What to do — Search the entries for the word "structured" and pull out each line that has it.

Source data —
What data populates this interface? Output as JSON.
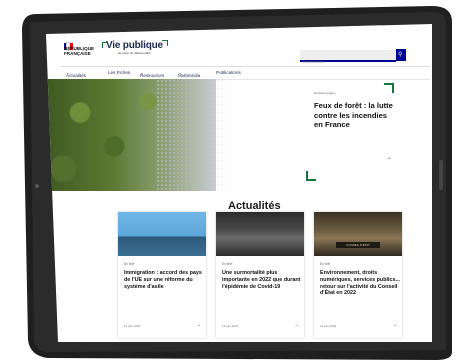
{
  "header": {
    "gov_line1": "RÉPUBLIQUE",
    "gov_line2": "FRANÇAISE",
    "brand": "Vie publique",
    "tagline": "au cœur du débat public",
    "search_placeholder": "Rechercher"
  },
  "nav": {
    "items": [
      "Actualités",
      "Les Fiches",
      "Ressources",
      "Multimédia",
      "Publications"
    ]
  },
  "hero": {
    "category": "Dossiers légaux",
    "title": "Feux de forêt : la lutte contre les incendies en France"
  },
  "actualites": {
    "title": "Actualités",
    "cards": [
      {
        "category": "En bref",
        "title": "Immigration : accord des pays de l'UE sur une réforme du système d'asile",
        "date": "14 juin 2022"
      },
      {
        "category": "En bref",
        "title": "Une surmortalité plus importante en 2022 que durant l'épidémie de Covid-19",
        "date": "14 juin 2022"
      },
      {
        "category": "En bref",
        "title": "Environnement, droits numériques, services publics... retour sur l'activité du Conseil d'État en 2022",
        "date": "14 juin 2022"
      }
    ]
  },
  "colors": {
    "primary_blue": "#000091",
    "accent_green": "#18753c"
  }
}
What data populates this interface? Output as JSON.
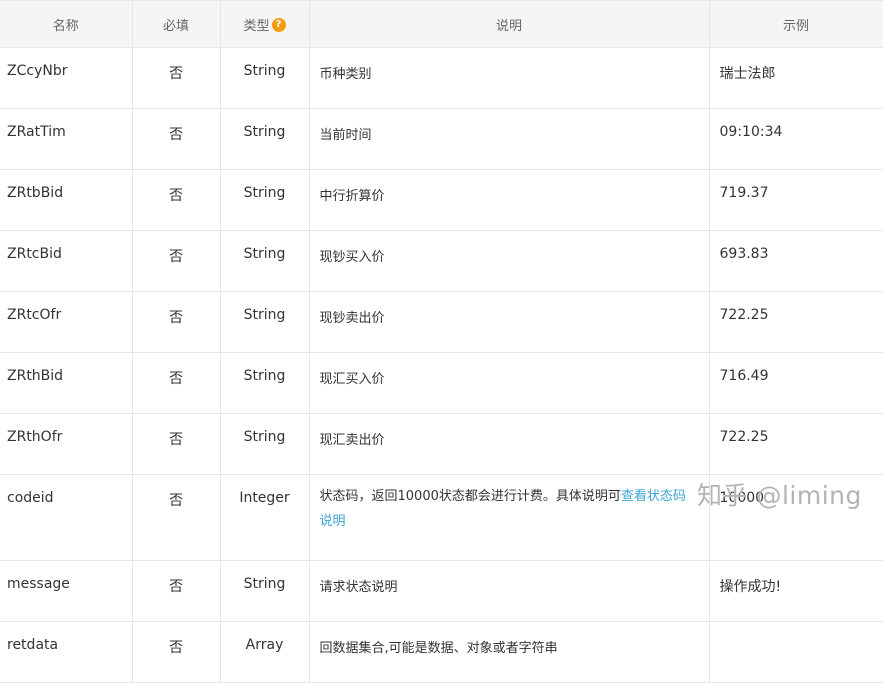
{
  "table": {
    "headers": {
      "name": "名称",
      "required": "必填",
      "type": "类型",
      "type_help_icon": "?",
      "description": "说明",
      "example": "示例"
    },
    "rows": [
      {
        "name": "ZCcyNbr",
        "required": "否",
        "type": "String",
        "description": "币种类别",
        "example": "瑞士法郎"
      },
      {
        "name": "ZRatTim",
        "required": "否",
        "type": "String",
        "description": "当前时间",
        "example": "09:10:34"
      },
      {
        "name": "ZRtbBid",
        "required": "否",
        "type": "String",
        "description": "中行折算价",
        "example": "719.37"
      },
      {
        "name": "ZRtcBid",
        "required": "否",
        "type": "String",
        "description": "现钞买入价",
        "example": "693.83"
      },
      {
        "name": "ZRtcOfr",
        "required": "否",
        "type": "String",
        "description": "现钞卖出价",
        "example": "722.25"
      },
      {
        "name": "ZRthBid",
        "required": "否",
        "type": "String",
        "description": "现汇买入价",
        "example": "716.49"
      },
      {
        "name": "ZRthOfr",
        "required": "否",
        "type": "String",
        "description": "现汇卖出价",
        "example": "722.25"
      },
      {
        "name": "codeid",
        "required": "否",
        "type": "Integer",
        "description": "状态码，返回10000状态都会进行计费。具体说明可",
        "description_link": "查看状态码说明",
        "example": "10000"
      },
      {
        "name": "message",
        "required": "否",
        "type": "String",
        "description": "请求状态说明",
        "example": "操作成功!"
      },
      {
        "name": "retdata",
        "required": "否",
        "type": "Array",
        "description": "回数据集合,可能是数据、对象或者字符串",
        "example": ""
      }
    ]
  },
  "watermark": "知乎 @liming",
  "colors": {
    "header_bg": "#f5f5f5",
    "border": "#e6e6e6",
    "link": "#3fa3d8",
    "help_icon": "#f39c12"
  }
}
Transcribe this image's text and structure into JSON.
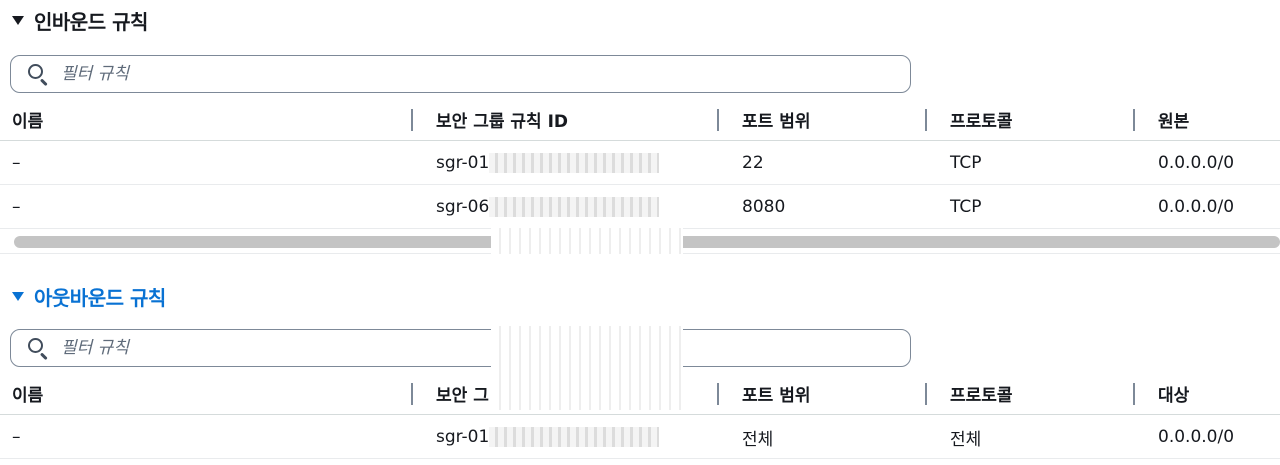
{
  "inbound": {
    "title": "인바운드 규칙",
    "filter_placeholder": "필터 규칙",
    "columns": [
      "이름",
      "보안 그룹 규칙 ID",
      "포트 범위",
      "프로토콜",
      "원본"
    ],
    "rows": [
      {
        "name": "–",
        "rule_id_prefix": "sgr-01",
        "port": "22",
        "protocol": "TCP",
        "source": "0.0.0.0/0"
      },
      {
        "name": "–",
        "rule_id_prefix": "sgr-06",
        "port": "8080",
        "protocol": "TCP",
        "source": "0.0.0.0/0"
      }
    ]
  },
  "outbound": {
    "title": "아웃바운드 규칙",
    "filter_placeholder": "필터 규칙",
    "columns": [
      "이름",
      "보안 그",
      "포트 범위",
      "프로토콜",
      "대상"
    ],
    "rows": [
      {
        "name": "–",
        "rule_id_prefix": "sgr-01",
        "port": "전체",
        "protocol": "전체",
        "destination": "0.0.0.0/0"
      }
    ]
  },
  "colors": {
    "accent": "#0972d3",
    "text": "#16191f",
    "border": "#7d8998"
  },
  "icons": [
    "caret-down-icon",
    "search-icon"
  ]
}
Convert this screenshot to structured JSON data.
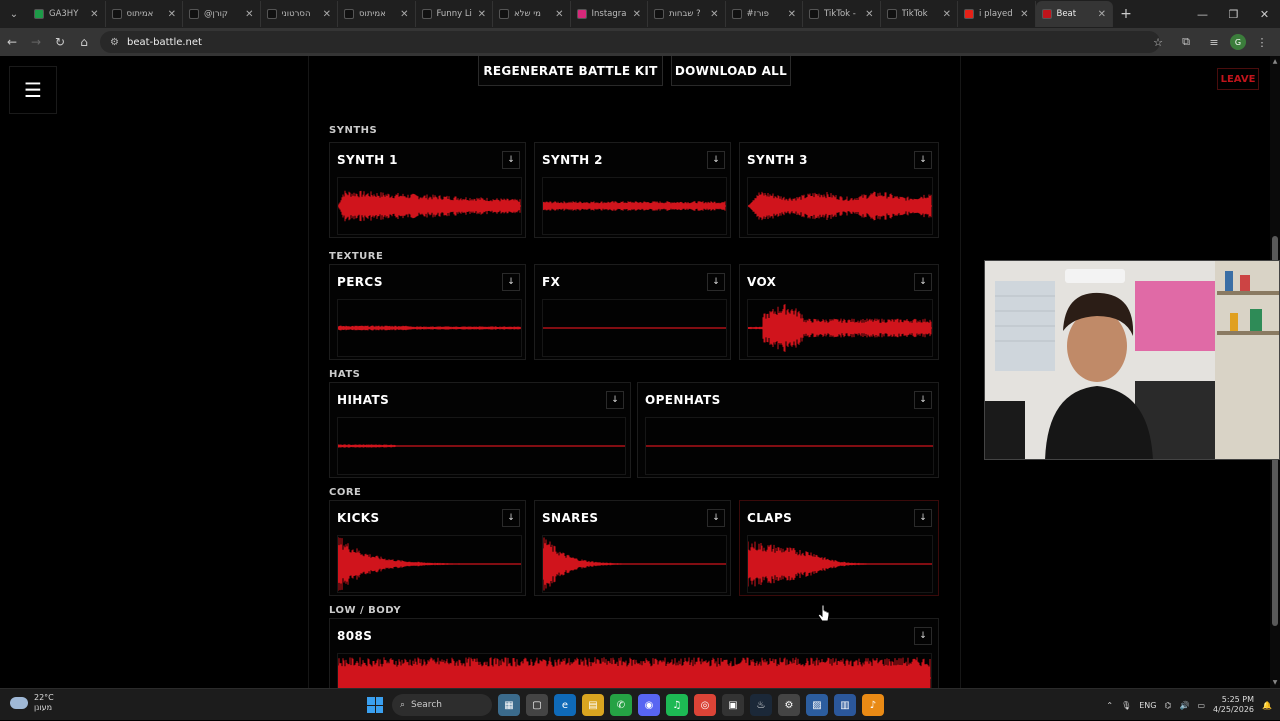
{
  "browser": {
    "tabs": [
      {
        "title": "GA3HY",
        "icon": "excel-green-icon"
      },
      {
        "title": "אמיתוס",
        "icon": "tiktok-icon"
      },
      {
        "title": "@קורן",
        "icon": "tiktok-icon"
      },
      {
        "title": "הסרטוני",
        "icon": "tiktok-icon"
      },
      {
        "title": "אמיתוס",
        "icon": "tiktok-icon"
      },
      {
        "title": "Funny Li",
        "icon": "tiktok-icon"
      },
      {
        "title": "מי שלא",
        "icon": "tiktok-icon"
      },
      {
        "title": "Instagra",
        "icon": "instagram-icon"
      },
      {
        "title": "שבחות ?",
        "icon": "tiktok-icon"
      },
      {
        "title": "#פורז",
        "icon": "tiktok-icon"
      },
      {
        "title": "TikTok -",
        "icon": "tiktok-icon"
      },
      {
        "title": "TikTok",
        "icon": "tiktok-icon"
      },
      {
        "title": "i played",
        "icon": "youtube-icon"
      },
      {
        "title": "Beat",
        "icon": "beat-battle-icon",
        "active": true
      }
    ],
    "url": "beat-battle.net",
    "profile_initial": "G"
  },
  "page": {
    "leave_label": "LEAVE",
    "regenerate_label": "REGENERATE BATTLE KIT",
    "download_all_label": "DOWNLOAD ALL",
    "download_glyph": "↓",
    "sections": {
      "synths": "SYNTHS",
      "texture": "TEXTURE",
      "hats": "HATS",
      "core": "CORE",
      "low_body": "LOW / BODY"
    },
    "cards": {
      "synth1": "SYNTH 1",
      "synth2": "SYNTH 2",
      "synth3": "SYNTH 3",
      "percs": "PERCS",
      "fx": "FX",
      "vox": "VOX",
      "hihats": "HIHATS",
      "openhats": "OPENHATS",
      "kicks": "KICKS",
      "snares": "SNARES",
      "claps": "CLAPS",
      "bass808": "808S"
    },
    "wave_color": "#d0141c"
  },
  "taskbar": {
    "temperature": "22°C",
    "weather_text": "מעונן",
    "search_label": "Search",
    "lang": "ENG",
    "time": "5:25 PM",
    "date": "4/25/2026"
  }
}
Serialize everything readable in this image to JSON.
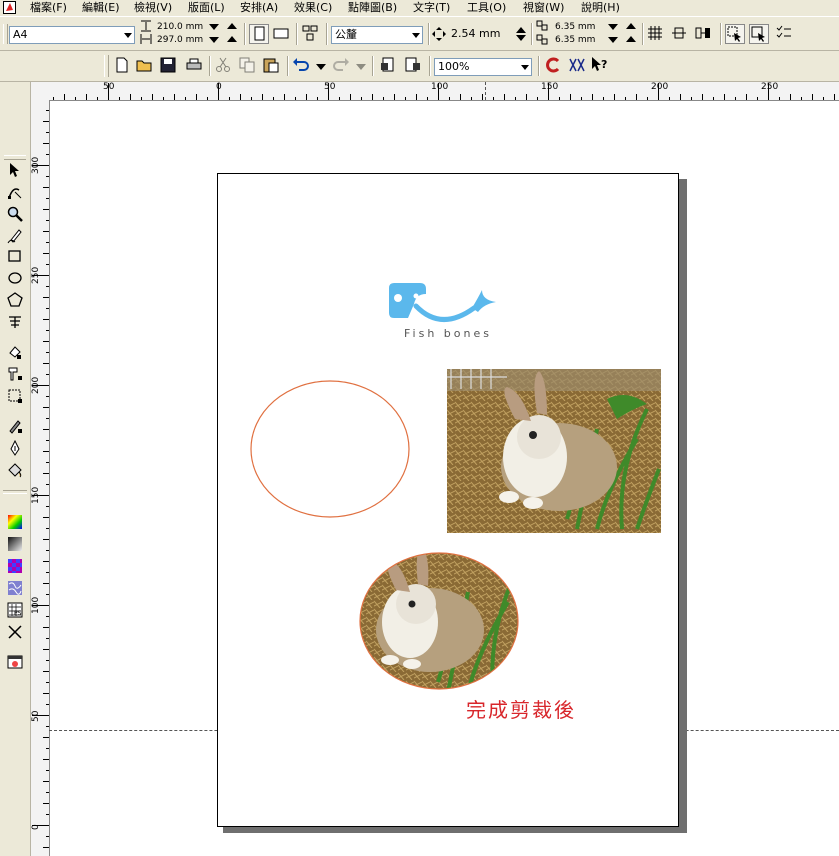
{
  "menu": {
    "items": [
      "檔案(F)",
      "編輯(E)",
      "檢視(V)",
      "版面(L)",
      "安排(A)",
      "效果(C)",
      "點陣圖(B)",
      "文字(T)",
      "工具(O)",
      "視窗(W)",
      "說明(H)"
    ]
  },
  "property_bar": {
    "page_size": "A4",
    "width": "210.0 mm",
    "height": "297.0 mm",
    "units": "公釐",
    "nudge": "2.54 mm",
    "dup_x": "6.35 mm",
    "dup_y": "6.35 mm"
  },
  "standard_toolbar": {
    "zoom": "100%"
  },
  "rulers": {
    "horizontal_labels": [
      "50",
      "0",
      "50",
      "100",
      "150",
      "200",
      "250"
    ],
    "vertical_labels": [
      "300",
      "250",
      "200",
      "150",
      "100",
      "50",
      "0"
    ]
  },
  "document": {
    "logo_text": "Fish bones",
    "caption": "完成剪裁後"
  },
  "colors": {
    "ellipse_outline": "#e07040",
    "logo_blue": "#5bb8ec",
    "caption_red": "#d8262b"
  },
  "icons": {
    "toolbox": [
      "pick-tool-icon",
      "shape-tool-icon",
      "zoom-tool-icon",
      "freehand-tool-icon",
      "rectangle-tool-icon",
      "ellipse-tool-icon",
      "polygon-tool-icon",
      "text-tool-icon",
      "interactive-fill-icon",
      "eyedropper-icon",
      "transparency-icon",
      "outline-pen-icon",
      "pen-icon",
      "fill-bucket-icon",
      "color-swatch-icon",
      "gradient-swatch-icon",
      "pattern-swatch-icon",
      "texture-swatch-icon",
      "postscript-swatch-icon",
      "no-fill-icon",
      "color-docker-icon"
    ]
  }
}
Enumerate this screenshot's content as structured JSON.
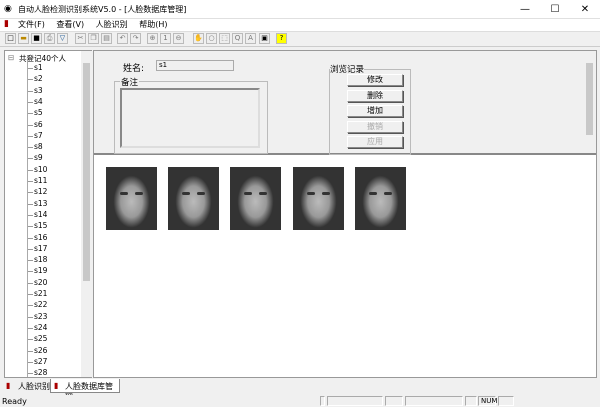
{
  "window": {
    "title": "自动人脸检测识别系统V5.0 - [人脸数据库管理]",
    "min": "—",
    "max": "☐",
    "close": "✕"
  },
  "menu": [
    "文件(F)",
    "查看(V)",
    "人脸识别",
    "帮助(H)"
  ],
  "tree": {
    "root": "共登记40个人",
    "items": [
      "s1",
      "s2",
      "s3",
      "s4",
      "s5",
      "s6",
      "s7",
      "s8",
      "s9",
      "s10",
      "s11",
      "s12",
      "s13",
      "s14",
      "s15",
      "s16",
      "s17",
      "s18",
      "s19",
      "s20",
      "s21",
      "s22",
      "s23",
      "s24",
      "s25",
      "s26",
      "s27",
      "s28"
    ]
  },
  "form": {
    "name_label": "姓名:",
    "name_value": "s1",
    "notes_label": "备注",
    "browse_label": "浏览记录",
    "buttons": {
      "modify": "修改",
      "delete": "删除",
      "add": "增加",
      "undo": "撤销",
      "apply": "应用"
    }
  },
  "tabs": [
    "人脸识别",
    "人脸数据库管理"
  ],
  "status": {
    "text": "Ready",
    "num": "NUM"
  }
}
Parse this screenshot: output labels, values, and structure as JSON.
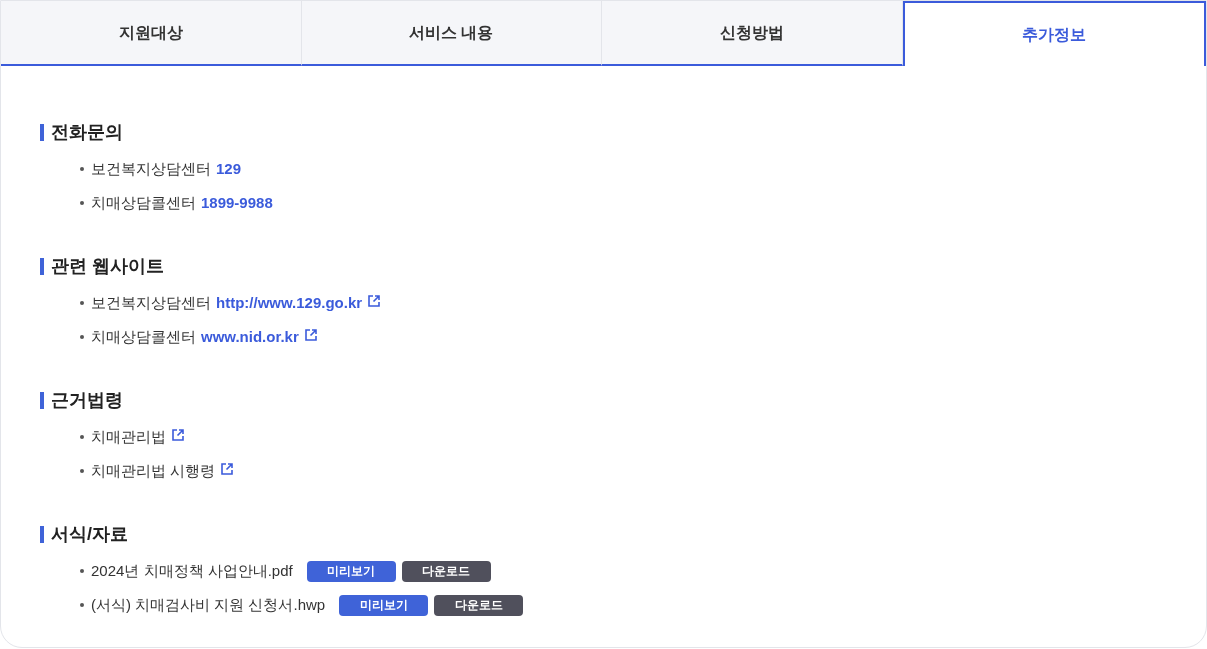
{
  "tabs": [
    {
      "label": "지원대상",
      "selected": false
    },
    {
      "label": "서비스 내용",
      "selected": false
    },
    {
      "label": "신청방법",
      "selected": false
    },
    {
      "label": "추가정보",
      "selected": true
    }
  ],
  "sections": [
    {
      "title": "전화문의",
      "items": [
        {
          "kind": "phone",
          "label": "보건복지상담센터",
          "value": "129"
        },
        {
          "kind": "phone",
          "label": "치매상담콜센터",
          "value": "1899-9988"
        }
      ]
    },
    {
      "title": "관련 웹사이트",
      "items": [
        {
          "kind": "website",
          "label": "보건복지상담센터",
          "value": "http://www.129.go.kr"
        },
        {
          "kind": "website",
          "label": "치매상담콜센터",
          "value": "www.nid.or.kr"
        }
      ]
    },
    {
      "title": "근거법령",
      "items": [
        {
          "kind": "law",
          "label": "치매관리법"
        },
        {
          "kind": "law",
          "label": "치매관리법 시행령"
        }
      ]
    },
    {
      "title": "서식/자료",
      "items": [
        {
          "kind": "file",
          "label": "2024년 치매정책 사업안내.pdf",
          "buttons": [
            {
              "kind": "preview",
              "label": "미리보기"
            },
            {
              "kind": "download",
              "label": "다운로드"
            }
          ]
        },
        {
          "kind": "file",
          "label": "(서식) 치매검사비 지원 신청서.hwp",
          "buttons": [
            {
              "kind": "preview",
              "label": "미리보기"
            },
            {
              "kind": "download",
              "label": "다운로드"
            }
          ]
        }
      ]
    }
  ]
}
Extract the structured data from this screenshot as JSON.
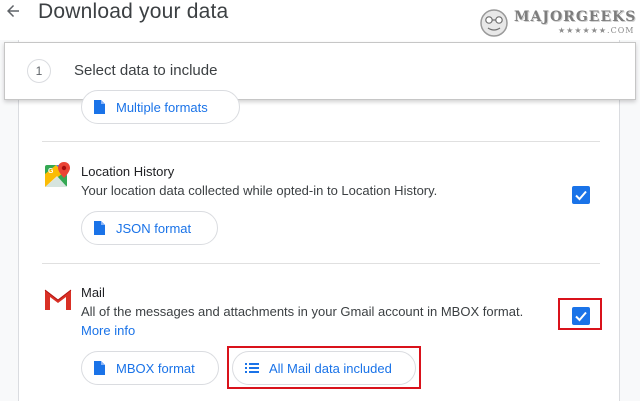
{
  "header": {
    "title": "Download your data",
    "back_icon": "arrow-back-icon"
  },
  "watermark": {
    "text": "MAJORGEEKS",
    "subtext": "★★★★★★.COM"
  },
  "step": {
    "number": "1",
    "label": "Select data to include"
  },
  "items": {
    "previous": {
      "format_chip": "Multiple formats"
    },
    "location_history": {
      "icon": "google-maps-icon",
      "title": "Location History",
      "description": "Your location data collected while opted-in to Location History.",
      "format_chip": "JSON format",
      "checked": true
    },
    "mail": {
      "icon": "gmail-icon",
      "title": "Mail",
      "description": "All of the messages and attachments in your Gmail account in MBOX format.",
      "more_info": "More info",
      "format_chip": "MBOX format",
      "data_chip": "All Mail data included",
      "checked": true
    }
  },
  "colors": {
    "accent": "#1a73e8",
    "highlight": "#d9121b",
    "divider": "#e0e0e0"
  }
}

Output below —
Convert this screenshot to structured JSON data.
Enumerate this screenshot's content as structured JSON.
Extract the structured data from this screenshot as JSON.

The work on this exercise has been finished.